### RAW DATA

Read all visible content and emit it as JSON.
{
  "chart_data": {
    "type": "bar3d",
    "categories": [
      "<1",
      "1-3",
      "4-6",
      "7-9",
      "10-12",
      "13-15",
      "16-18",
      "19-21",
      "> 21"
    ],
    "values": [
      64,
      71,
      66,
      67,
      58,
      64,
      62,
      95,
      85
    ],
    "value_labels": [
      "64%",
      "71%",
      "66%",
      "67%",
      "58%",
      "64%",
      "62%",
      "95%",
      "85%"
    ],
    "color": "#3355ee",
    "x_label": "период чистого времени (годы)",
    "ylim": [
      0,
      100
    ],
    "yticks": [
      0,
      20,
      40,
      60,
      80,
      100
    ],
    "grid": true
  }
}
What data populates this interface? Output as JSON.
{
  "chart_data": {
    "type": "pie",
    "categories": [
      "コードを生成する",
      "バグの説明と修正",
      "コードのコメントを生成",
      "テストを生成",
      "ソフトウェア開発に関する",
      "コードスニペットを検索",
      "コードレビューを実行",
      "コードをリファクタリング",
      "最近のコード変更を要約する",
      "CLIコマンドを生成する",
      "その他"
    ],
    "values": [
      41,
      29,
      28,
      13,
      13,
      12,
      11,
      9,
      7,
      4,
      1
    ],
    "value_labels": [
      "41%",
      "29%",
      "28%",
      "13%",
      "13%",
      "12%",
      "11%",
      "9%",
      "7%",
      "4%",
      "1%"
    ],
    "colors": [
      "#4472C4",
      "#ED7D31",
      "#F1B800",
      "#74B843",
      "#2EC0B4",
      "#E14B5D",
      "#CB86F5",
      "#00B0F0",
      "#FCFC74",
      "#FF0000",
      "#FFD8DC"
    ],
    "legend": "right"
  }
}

### WHAT YOU NEED TO DO
Exactly as written above, please repeat the entries.

### ANSWER
Read all visible content and emit it as JSON.
{
  "chart_data": {
    "type": "bar3d",
    "categories": [
      "<1",
      "1-3",
      "4-6",
      "7-9",
      "10-12",
      "13-15",
      "16-18",
      "19-21",
      "> 21"
    ],
    "values": [
      64,
      71,
      66,
      67,
      58,
      64,
      62,
      95,
      85
    ],
    "value_labels": [
      "64%",
      "71%",
      "66%",
      "67%",
      "58%",
      "64%",
      "62%",
      "95%",
      "85%"
    ],
    "color": "#3355ee",
    "x_label": "период чистого времени (годы)",
    "ylim": [
      0,
      100
    ],
    "yticks": [
      0,
      20,
      40,
      60,
      80,
      100
    ],
    "grid": true
  }
}
What data populates this interface? Output as JSON.
{
  "chart_data": {
    "type": "pie",
    "categories": [
      "コードを生成する",
      "バグの説明と修正",
      "コードのコメントを生成",
      "テストを生成",
      "ソフトウェア開発に関する",
      "コードスニペットを検索",
      "コードレビューを実行",
      "コードをリファクタリング",
      "最近のコード変更を要約する",
      "CLIコマンドを生成する",
      "その他"
    ],
    "values": [
      41,
      29,
      28,
      13,
      13,
      12,
      11,
      9,
      7,
      4,
      1
    ],
    "value_labels": [
      "41%",
      "29%",
      "28%",
      "13%",
      "13%",
      "12%",
      "11%",
      "9%",
      "7%",
      "4%",
      "1%"
    ],
    "colors": [
      "#4472C4",
      "#ED7D31",
      "#F1B800",
      "#74B843",
      "#2EC0B4",
      "#E14B5D",
      "#CB86F5",
      "#00B0F0",
      "#FCFC74",
      "#FF0000",
      "#FFD8DC"
    ],
    "legend": "right"
  }
}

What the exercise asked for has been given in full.